====== WORKING DATA

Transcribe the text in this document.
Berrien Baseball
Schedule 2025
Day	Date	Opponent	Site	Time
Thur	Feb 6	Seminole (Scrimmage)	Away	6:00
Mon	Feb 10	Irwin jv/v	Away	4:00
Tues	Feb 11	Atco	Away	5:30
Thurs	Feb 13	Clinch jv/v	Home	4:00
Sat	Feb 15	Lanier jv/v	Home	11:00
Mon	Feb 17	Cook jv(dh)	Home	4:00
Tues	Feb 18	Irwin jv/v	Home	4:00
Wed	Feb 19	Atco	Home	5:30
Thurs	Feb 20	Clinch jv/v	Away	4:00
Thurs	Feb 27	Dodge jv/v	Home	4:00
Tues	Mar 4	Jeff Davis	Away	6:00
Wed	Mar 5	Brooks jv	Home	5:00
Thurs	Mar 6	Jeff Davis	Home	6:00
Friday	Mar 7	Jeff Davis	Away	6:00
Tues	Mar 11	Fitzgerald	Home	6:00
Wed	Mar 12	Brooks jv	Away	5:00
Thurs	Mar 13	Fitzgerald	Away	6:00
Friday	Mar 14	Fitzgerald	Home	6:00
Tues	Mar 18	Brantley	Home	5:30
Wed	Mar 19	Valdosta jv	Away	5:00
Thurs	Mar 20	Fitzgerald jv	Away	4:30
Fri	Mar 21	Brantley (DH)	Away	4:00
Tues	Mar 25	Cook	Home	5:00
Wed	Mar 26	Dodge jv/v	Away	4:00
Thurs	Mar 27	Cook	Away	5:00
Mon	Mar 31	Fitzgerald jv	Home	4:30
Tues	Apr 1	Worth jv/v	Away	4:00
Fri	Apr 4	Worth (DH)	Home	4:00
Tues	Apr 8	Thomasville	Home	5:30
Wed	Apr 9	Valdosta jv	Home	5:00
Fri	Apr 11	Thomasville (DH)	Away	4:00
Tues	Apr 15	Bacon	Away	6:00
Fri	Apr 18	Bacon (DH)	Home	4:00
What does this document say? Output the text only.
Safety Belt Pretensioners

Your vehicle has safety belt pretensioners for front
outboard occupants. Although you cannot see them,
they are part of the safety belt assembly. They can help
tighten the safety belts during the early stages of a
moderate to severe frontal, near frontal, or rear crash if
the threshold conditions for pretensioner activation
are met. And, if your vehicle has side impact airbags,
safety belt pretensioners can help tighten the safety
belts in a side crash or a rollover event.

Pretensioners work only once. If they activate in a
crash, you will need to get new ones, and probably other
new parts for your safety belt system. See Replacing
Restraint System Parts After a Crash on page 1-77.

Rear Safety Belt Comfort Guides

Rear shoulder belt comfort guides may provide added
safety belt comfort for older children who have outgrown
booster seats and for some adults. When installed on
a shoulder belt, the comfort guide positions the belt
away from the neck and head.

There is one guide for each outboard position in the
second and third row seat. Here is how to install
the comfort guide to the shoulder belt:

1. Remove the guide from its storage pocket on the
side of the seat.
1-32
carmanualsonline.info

============

• BRIEF:
Pull out every line in the data above that has the word "shoulder".

• SOLUTION TO THIS TASK:
Rear shoulder belt comfort guides may provide added
a shoulder belt, the comfort guide positions the belt
the comfort guide to the shoulder belt:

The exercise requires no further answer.